Aim of the exercise: Skip the images. Copy the records exactly as written.

Source material:
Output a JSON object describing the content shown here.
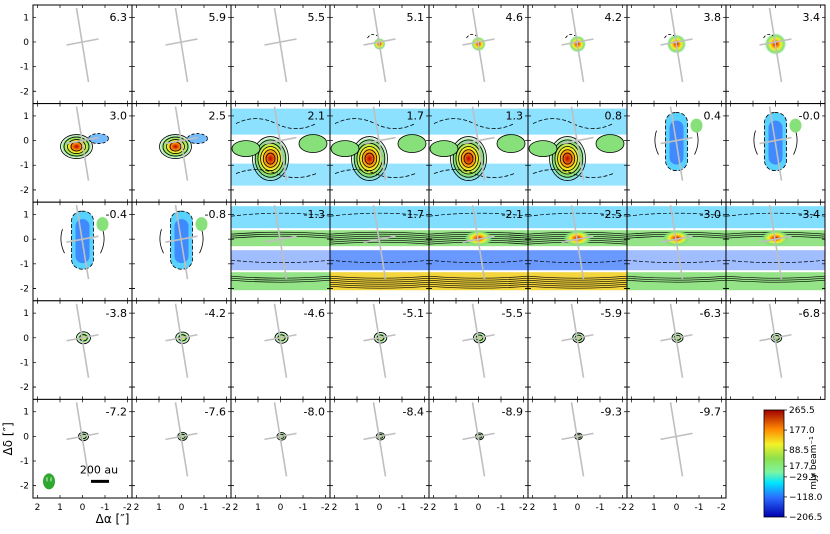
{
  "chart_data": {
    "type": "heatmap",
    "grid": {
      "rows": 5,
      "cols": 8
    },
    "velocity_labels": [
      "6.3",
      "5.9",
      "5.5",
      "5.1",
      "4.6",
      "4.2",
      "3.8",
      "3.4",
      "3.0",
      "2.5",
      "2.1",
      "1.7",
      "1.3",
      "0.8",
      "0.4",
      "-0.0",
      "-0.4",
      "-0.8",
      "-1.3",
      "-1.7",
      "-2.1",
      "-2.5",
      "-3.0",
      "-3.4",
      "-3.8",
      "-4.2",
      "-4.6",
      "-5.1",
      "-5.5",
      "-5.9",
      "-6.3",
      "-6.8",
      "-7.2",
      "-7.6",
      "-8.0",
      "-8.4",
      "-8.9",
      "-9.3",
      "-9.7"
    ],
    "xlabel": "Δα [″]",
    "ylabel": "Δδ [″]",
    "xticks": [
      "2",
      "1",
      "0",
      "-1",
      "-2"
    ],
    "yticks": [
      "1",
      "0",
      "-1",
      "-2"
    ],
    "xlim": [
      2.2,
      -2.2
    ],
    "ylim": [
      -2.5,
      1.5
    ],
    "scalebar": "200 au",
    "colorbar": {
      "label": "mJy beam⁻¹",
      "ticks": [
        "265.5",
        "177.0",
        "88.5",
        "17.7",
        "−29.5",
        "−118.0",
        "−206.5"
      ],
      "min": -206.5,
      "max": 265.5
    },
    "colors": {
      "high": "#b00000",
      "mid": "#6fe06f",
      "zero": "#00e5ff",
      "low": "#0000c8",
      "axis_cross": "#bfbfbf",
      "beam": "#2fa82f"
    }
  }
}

Complete response:
Output a JSON object describing the content shown here.
{
  "chart_data": {
    "type": "heatmap",
    "grid": {
      "rows": 5,
      "cols": 8
    },
    "velocity_labels": [
      "6.3",
      "5.9",
      "5.5",
      "5.1",
      "4.6",
      "4.2",
      "3.8",
      "3.4",
      "3.0",
      "2.5",
      "2.1",
      "1.7",
      "1.3",
      "0.8",
      "0.4",
      "-0.0",
      "-0.4",
      "-0.8",
      "-1.3",
      "-1.7",
      "-2.1",
      "-2.5",
      "-3.0",
      "-3.4",
      "-3.8",
      "-4.2",
      "-4.6",
      "-5.1",
      "-5.5",
      "-5.9",
      "-6.3",
      "-6.8",
      "-7.2",
      "-7.6",
      "-8.0",
      "-8.4",
      "-8.9",
      "-9.3",
      "-9.7"
    ],
    "xlabel": "Δα [″]",
    "ylabel": "Δδ [″]",
    "xticks": [
      "2",
      "1",
      "0",
      "-1",
      "-2"
    ],
    "yticks": [
      "1",
      "0",
      "-1",
      "-2"
    ],
    "xlim": [
      2.2,
      -2.2
    ],
    "ylim": [
      -2.5,
      1.5
    ],
    "scalebar": "200 au",
    "colorbar": {
      "label": "mJy beam⁻¹",
      "ticks": [
        "265.5",
        "177.0",
        "88.5",
        "17.7",
        "−29.5",
        "−118.0",
        "−206.5"
      ],
      "min": -206.5,
      "max": 265.5
    },
    "colors": {
      "high": "#b00000",
      "mid": "#6fe06f",
      "zero": "#00e5ff",
      "low": "#0000c8",
      "axis_cross": "#bfbfbf",
      "beam": "#2fa82f"
    }
  }
}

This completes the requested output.